*Work to complete*: Exactly reproduce all the records, keeping pictures out of the copy.

○ ○ ○

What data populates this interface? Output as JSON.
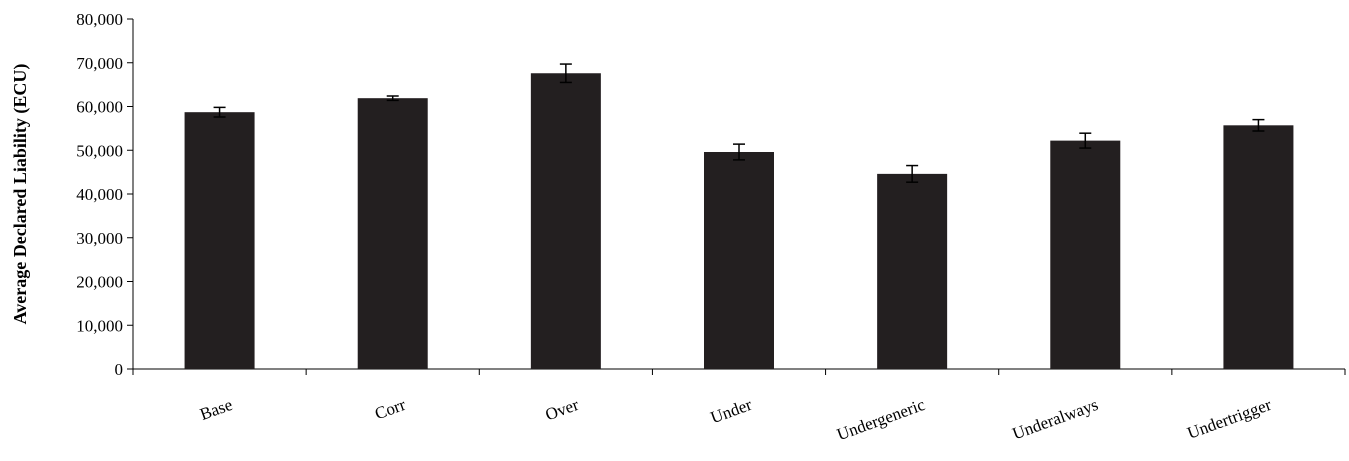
{
  "chart_data": {
    "type": "bar",
    "title": "",
    "xlabel": "",
    "ylabel": "Average Declared Liability (ECU)",
    "categories": [
      "Base",
      "Corr",
      "Over",
      "Under",
      "Undergeneric",
      "Underalways",
      "Undertrigger"
    ],
    "values": [
      58700,
      61900,
      67600,
      49600,
      44600,
      52200,
      55700
    ],
    "error": [
      1100,
      500,
      2100,
      1800,
      1900,
      1700,
      1300
    ],
    "ylim": [
      0,
      80000
    ],
    "yticks": [
      0,
      10000,
      20000,
      30000,
      40000,
      50000,
      60000,
      70000,
      80000
    ],
    "ytick_labels": [
      "0",
      "10,000",
      "20,000",
      "30,000",
      "40,000",
      "50,000",
      "60,000",
      "70,000",
      "80,000"
    ],
    "grid": false,
    "legend": "none",
    "bar_color": "#231f20",
    "errorbar_color": "#000000"
  }
}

○ ○ ○

*Exercise response*:
What data populates this interface? Output as JSON.
{
  "chart_data": {
    "type": "bar",
    "title": "",
    "xlabel": "",
    "ylabel": "Average Declared Liability (ECU)",
    "categories": [
      "Base",
      "Corr",
      "Over",
      "Under",
      "Undergeneric",
      "Underalways",
      "Undertrigger"
    ],
    "values": [
      58700,
      61900,
      67600,
      49600,
      44600,
      52200,
      55700
    ],
    "error": [
      1100,
      500,
      2100,
      1800,
      1900,
      1700,
      1300
    ],
    "ylim": [
      0,
      80000
    ],
    "yticks": [
      0,
      10000,
      20000,
      30000,
      40000,
      50000,
      60000,
      70000,
      80000
    ],
    "ytick_labels": [
      "0",
      "10,000",
      "20,000",
      "30,000",
      "40,000",
      "50,000",
      "60,000",
      "70,000",
      "80,000"
    ],
    "grid": false,
    "legend": "none",
    "bar_color": "#231f20",
    "errorbar_color": "#000000"
  }
}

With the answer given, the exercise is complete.